[Source records]

● ● ●

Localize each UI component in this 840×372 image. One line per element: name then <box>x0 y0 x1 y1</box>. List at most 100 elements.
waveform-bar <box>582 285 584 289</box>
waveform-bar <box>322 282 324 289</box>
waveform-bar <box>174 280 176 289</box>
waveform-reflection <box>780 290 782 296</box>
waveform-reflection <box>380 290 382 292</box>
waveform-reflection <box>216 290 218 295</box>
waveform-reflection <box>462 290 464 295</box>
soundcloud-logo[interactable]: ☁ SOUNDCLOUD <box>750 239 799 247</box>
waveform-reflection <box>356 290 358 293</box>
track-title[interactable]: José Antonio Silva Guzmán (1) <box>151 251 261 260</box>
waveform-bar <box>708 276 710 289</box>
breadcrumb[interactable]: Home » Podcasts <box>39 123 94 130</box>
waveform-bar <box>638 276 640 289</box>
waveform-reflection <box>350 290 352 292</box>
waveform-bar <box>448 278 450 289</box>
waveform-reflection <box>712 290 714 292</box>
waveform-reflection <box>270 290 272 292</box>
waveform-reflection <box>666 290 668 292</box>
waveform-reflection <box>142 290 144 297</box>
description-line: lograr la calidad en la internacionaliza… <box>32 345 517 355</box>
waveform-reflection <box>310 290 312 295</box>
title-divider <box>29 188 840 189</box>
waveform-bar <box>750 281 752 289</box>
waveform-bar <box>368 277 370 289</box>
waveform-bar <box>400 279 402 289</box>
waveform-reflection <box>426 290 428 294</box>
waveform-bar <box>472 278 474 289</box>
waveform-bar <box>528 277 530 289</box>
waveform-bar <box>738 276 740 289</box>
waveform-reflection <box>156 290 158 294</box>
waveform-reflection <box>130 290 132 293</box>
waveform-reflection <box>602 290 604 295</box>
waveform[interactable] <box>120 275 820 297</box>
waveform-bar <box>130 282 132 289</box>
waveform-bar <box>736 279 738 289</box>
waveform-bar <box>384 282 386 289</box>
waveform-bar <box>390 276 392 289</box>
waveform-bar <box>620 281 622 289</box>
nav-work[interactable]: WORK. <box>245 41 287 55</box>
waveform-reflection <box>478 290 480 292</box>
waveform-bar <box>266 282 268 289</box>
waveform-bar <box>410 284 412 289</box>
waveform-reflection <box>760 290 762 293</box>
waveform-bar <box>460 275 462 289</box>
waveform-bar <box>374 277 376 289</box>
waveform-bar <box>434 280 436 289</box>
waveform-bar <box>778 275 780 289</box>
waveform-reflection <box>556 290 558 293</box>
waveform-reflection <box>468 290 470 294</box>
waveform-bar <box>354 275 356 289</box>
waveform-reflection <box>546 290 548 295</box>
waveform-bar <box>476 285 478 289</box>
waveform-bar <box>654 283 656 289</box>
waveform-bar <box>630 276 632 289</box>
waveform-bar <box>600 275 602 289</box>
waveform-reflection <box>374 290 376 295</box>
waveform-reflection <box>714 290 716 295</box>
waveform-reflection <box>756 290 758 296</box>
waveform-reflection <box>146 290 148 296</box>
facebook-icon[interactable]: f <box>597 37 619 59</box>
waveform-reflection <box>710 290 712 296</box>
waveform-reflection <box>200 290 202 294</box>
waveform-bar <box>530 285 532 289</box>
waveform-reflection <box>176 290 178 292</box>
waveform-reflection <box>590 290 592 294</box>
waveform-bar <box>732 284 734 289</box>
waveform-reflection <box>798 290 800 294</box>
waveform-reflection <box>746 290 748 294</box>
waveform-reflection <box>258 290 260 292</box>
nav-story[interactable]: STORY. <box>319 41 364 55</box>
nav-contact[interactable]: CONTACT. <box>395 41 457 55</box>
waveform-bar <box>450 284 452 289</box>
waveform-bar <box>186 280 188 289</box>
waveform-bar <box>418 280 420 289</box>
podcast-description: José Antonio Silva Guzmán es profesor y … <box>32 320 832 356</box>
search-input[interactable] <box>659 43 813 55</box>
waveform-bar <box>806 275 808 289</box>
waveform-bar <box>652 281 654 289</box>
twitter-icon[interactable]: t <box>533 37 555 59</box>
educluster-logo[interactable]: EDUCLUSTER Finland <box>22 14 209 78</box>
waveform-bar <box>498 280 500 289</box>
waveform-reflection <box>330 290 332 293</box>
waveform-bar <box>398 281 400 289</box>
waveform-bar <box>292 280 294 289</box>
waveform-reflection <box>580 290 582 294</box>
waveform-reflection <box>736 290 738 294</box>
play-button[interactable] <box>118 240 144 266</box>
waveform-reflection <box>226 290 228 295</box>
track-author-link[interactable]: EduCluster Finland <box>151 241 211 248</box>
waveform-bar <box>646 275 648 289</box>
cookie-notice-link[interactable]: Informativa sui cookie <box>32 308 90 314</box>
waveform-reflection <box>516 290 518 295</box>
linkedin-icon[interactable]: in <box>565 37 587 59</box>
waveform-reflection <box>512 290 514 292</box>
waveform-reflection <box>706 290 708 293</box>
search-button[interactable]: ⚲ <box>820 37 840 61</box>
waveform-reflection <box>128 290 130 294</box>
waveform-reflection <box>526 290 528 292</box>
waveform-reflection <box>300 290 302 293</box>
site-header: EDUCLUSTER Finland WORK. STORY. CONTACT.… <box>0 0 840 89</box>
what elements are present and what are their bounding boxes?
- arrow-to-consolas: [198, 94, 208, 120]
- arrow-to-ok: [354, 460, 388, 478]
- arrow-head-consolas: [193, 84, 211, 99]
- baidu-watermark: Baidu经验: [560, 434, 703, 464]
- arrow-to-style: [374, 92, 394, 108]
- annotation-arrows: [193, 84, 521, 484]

● ● ●

- PROBLEM STATEMENT
Please find each line in the records above that contains the word "STORY", and copy those lines out in full.

- SOLVED PROBLEM
nav-story[interactable]: STORY. <box>319 41 364 55</box>
site-header: EDUCLUSTER Finland WORK. STORY. CONTACT.… <box>0 0 840 89</box>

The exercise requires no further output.